[Dataset entries]
▬▬▬▬▬▬

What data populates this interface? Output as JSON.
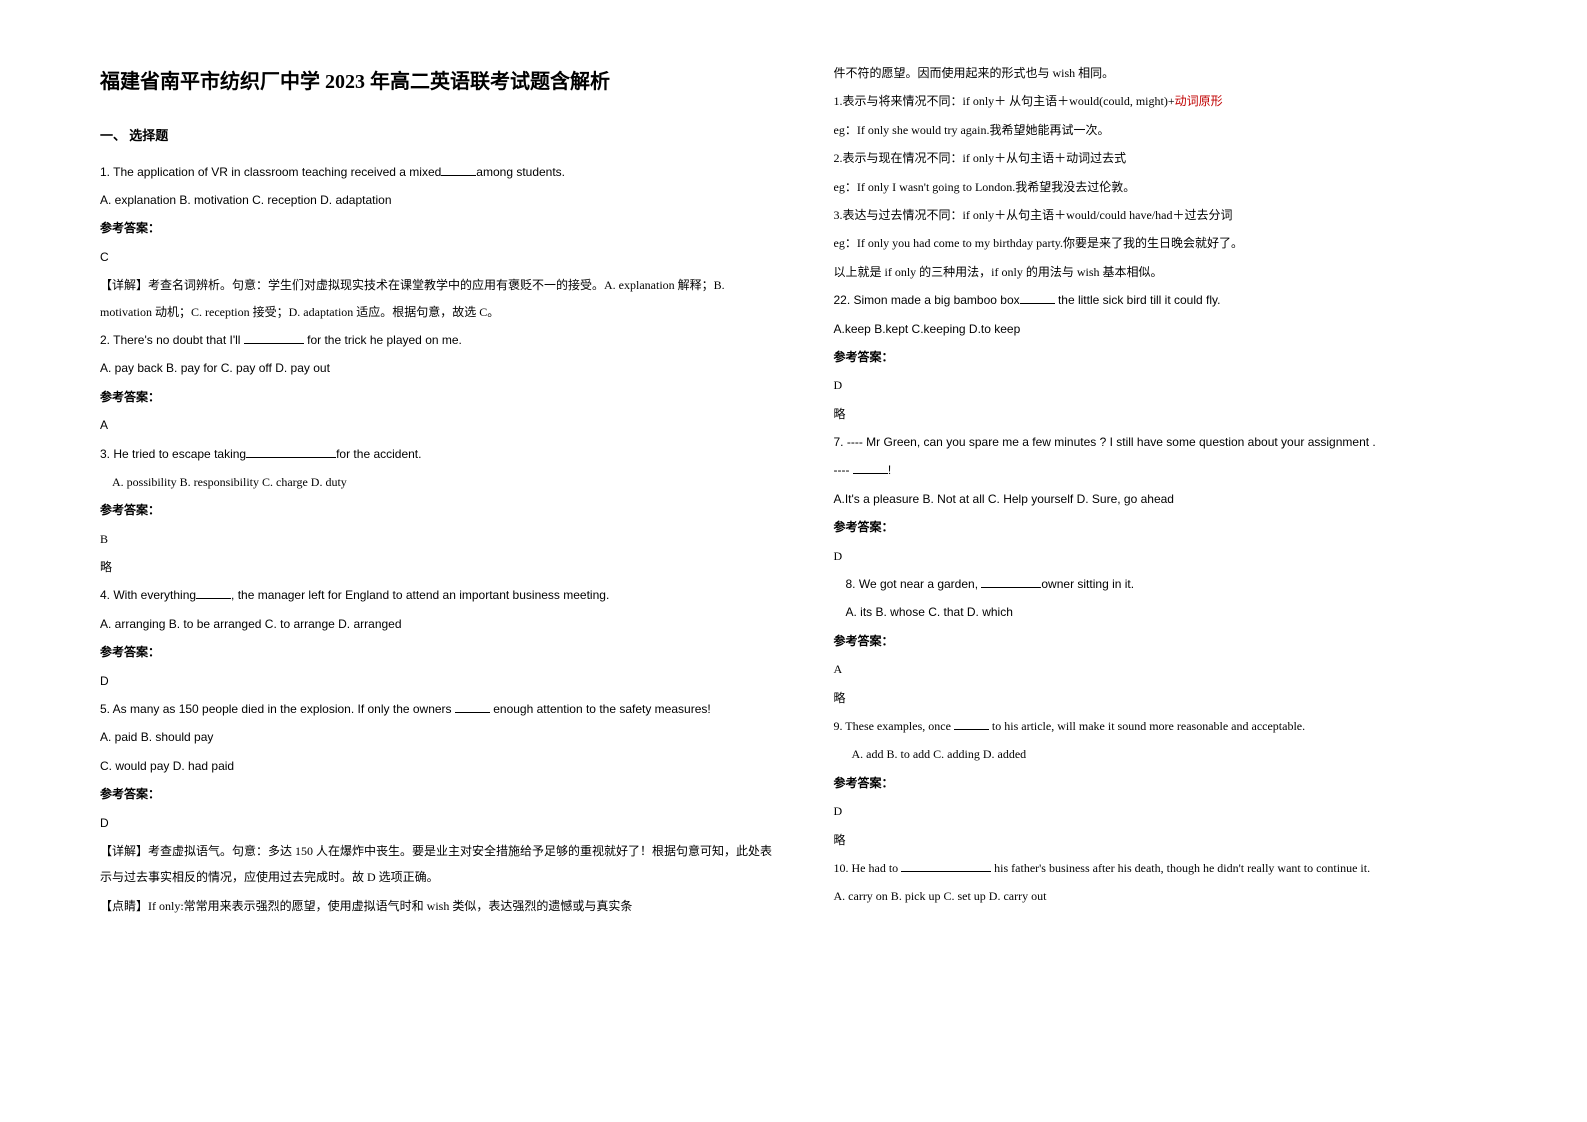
{
  "title": "福建省南平市纺织厂中学 2023 年高二英语联考试题含解析",
  "sectionHead": "一、 选择题",
  "left": {
    "q1": {
      "stem_pre": "1. The application of VR in classroom teaching received a mixed",
      "stem_post": "among students.",
      "opts": "A. explanation    B. motivation    C. reception    D. adaptation",
      "ansLabel": "参考答案：",
      "ans": "C",
      "expl": "【详解】考查名词辨析。句意：学生们对虚拟现实技术在课堂教学中的应用有褒贬不一的接受。A. explanation 解释；B. motivation 动机；C. reception 接受；D. adaptation 适应。根据句意，故选 C。"
    },
    "q2": {
      "stem_pre": "2. There's no doubt that I'll ",
      "stem_post": " for the trick he played on me.",
      "opts": "A. pay back    B. pay for  C. pay off  D. pay out",
      "ansLabel": "参考答案：",
      "ans": "A"
    },
    "q3": {
      "stem_pre": "3. He tried to escape taking",
      "stem_post": "for the accident.",
      "opts": "A. possibility    B. responsibility    C. charge    D. duty",
      "ansLabel": "参考答案：",
      "ans": "B",
      "omit": "略"
    },
    "q4": {
      "stem_pre": "4. With everything",
      "stem_post": ", the manager left for England to attend an important business meeting.",
      "opts": "A. arranging        B. to be arranged         C. to arrange                D. arranged",
      "ansLabel": "参考答案：",
      "ans": "D"
    },
    "q5": {
      "stem_pre": "5. As many as 150 people died in the explosion. If only the owners ",
      "stem_post": " enough attention to the safety measures!",
      "optsA": "A. paid    B. should pay",
      "optsB": "C. would pay    D. had paid",
      "ansLabel": "参考答案：",
      "ans": "D",
      "expl1": "【详解】考查虚拟语气。句意：多达 150 人在爆炸中丧生。要是业主对安全措施给予足够的重视就好了！根据句意可知，此处表示与过去事实相反的情况，应使用过去完成时。故 D 选项正确。",
      "expl2": "【点睛】If only:常常用来表示强烈的愿望，使用虚拟语气时和 wish 类似，表达强烈的遗憾或与真实条"
    }
  },
  "right": {
    "cont": {
      "line1": "件不符的愿望。因而使用起来的形式也与 wish 相同。",
      "line2a": "1.表示与将来情况不同：if only＋ 从句主语＋would(could, might)+",
      "line2b": "动词原形",
      "line3": "eg：If only she would try again.我希望她能再试一次。",
      "line4": "2.表示与现在情况不同：if only＋从句主语＋动词过去式",
      "line5": "eg：If only I wasn't going to London.我希望我没去过伦敦。",
      "line6": "3.表达与过去情况不同：if only＋从句主语＋would/could have/had＋过去分词",
      "line7": "eg：If only you had come to my birthday party.你要是来了我的生日晚会就好了。",
      "line8": "以上就是 if only 的三种用法，if only 的用法与 wish 基本相似。"
    },
    "q22": {
      "stem_pre": "22. Simon made a big bamboo box",
      "stem_post": " the little sick bird till it could fly.",
      "opts": "A.keep       B.kept       C.keeping      D.to keep",
      "ansLabel": "参考答案：",
      "ans": "D",
      "omit": "略"
    },
    "q7": {
      "stem": "7. ---- Mr Green, can you spare me a few minutes ? I still have some question about your assignment .",
      "stem2a": "---- ",
      "stem2b": "!",
      "opts": "A.It's a pleasure    B. Not at all    C. Help yourself     D. Sure, go ahead",
      "ansLabel": "参考答案：",
      "ans": "D"
    },
    "q8": {
      "stem_pre": "8. We got near a garden, ",
      "stem_post": "owner sitting in it.",
      "opts": "A. its      B. whose       C. that       D. which",
      "ansLabel": "参考答案：",
      "ans": "A",
      "omit": "略"
    },
    "q9": {
      "stem_pre": "9. These examples, once ",
      "stem_post": " to his article, will make it sound more reasonable and acceptable.",
      "opts": "A. add                          B. to add                   C. adding                              D. added",
      "ansLabel": "参考答案：",
      "ans": "D",
      "omit": "略"
    },
    "q10": {
      "stem_pre": "10. He had to ",
      "stem_post": " his father's business after his death, though he didn't really want to continue it.",
      "opts": "A. carry on     B. pick up     C. set up        D. carry out"
    }
  }
}
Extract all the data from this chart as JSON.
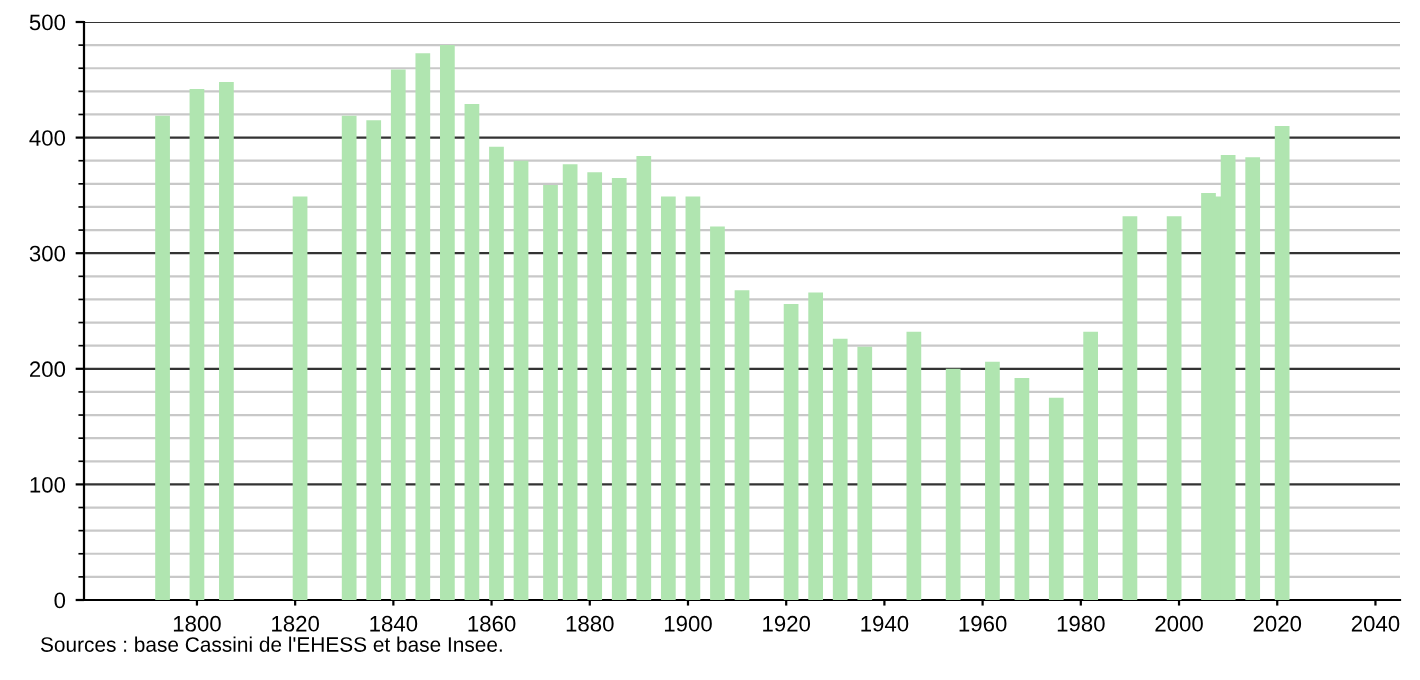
{
  "chart_data": {
    "type": "bar",
    "x": [
      1793,
      1800,
      1806,
      1821,
      1831,
      1836,
      1841,
      1846,
      1851,
      1856,
      1861,
      1866,
      1872,
      1876,
      1881,
      1886,
      1891,
      1896,
      1901,
      1906,
      1911,
      1921,
      1926,
      1931,
      1936,
      1946,
      1954,
      1962,
      1968,
      1975,
      1982,
      1990,
      1999,
      2006,
      2008,
      2010,
      2015,
      2020,
      2021
    ],
    "values": [
      419,
      442,
      448,
      349,
      419,
      415,
      459,
      473,
      480,
      429,
      392,
      380,
      359,
      377,
      370,
      365,
      384,
      349,
      349,
      323,
      268,
      256,
      266,
      226,
      219,
      232,
      200,
      206,
      192,
      175,
      232,
      332,
      332,
      352,
      349,
      385,
      383,
      null,
      410
    ],
    "color": "#b0e5b0",
    "xlim": [
      1777,
      2045
    ],
    "xticks": [
      1800,
      1820,
      1840,
      1860,
      1880,
      1900,
      1920,
      1940,
      1960,
      1980,
      2000,
      2020,
      2040
    ],
    "ylim": [
      0,
      500
    ],
    "yticks": [
      0,
      100,
      200,
      300,
      400,
      500
    ],
    "grid": "y",
    "annotations": [
      "Sources : base Cassini de l'EHESS et base Insee."
    ]
  }
}
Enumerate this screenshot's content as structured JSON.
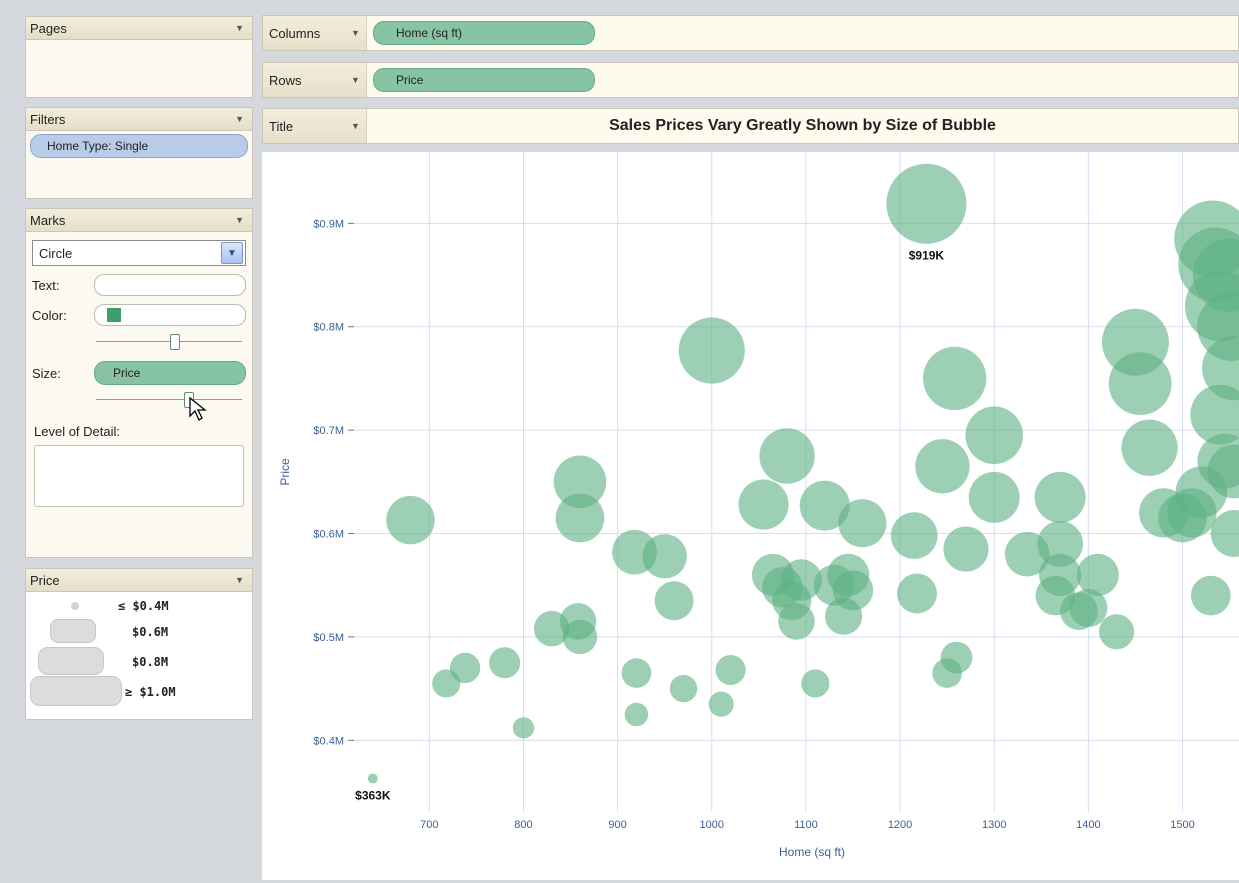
{
  "panels": {
    "pages": {
      "title": "Pages"
    },
    "filters": {
      "title": "Filters",
      "pill": "Home Type: Single"
    },
    "marks": {
      "title": "Marks",
      "mark_type": "Circle",
      "text_label": "Text:",
      "color_label": "Color:",
      "color_swatch": "#3f9e6a",
      "size_label": "Size:",
      "size_field": "Price",
      "detail_label": "Level of Detail:"
    },
    "size_legend": {
      "title": "Price",
      "items": [
        "≤ $0.4M",
        "$0.6M",
        "$0.8M",
        "≥ $1.0M"
      ]
    }
  },
  "shelves": {
    "columns": {
      "label": "Columns",
      "field": "Home (sq ft)"
    },
    "rows": {
      "label": "Rows",
      "field": "Price"
    },
    "title": {
      "label": "Title",
      "value": "Sales Prices Vary Greatly Shown by Size of Bubble"
    }
  },
  "colors": {
    "bubble": "#5fb184",
    "bubble_dark": "#3f9a66",
    "grid": "#d6def2",
    "axis_text": "#3a5f93"
  },
  "chart_data": {
    "type": "scatter",
    "title": "Sales Prices Vary Greatly Shown by Size of Bubble",
    "xlabel": "Home (sq ft)",
    "ylabel": "Price",
    "xlim": [
      620,
      1560
    ],
    "ylim": [
      0.35,
      0.94
    ],
    "x_ticks": [
      700,
      800,
      900,
      1000,
      1100,
      1200,
      1300,
      1400,
      1500
    ],
    "x_tick_labels": [
      "700",
      "800",
      "900",
      "1000",
      "1100",
      "1200",
      "1300",
      "1400",
      "1500"
    ],
    "y_ticks": [
      0.4,
      0.5,
      0.6,
      0.7,
      0.8,
      0.9
    ],
    "y_tick_labels": [
      "$0.4M",
      "$0.5M",
      "$0.6M",
      "$0.7M",
      "$0.8M",
      "$0.9M"
    ],
    "grid": true,
    "size_encoding": "Price",
    "annotations": [
      {
        "text": "$919K",
        "x": 1228,
        "y": 0.919
      },
      {
        "text": "$363K",
        "x": 640,
        "y": 0.363
      }
    ],
    "points": [
      {
        "x": 640,
        "y": 0.363
      },
      {
        "x": 680,
        "y": 0.613
      },
      {
        "x": 718,
        "y": 0.455
      },
      {
        "x": 738,
        "y": 0.47
      },
      {
        "x": 780,
        "y": 0.475
      },
      {
        "x": 800,
        "y": 0.412
      },
      {
        "x": 830,
        "y": 0.508
      },
      {
        "x": 858,
        "y": 0.515
      },
      {
        "x": 860,
        "y": 0.5
      },
      {
        "x": 860,
        "y": 0.65
      },
      {
        "x": 860,
        "y": 0.615
      },
      {
        "x": 918,
        "y": 0.582
      },
      {
        "x": 920,
        "y": 0.465
      },
      {
        "x": 920,
        "y": 0.425
      },
      {
        "x": 950,
        "y": 0.578
      },
      {
        "x": 960,
        "y": 0.535
      },
      {
        "x": 970,
        "y": 0.45
      },
      {
        "x": 1000,
        "y": 0.777
      },
      {
        "x": 1010,
        "y": 0.435
      },
      {
        "x": 1020,
        "y": 0.468
      },
      {
        "x": 1055,
        "y": 0.628
      },
      {
        "x": 1065,
        "y": 0.56
      },
      {
        "x": 1075,
        "y": 0.548
      },
      {
        "x": 1080,
        "y": 0.675
      },
      {
        "x": 1085,
        "y": 0.535
      },
      {
        "x": 1090,
        "y": 0.515
      },
      {
        "x": 1095,
        "y": 0.555
      },
      {
        "x": 1110,
        "y": 0.455
      },
      {
        "x": 1120,
        "y": 0.627
      },
      {
        "x": 1130,
        "y": 0.55
      },
      {
        "x": 1140,
        "y": 0.52
      },
      {
        "x": 1145,
        "y": 0.56
      },
      {
        "x": 1150,
        "y": 0.545
      },
      {
        "x": 1160,
        "y": 0.61
      },
      {
        "x": 1215,
        "y": 0.598
      },
      {
        "x": 1218,
        "y": 0.542
      },
      {
        "x": 1228,
        "y": 0.919
      },
      {
        "x": 1245,
        "y": 0.665
      },
      {
        "x": 1250,
        "y": 0.465
      },
      {
        "x": 1258,
        "y": 0.75
      },
      {
        "x": 1260,
        "y": 0.48
      },
      {
        "x": 1270,
        "y": 0.585
      },
      {
        "x": 1300,
        "y": 0.695
      },
      {
        "x": 1300,
        "y": 0.635
      },
      {
        "x": 1335,
        "y": 0.58
      },
      {
        "x": 1365,
        "y": 0.54
      },
      {
        "x": 1370,
        "y": 0.56
      },
      {
        "x": 1370,
        "y": 0.635
      },
      {
        "x": 1370,
        "y": 0.59
      },
      {
        "x": 1390,
        "y": 0.525
      },
      {
        "x": 1400,
        "y": 0.528
      },
      {
        "x": 1410,
        "y": 0.56
      },
      {
        "x": 1430,
        "y": 0.505
      },
      {
        "x": 1450,
        "y": 0.785
      },
      {
        "x": 1455,
        "y": 0.745
      },
      {
        "x": 1465,
        "y": 0.683
      },
      {
        "x": 1480,
        "y": 0.62
      },
      {
        "x": 1500,
        "y": 0.615
      },
      {
        "x": 1510,
        "y": 0.62
      },
      {
        "x": 1520,
        "y": 0.64
      },
      {
        "x": 1530,
        "y": 0.54
      },
      {
        "x": 1532,
        "y": 0.885
      },
      {
        "x": 1535,
        "y": 0.86
      },
      {
        "x": 1540,
        "y": 0.82
      },
      {
        "x": 1540,
        "y": 0.715
      },
      {
        "x": 1545,
        "y": 0.67
      },
      {
        "x": 1550,
        "y": 0.85
      },
      {
        "x": 1552,
        "y": 0.8
      },
      {
        "x": 1555,
        "y": 0.76
      },
      {
        "x": 1555,
        "y": 0.66
      },
      {
        "x": 1555,
        "y": 0.6
      }
    ]
  }
}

▬▬▬▬▬▬

## What you should do
Report how many lines of the entries hold the word "Prices". Nothing else is needed.

## Solution to the exercise
2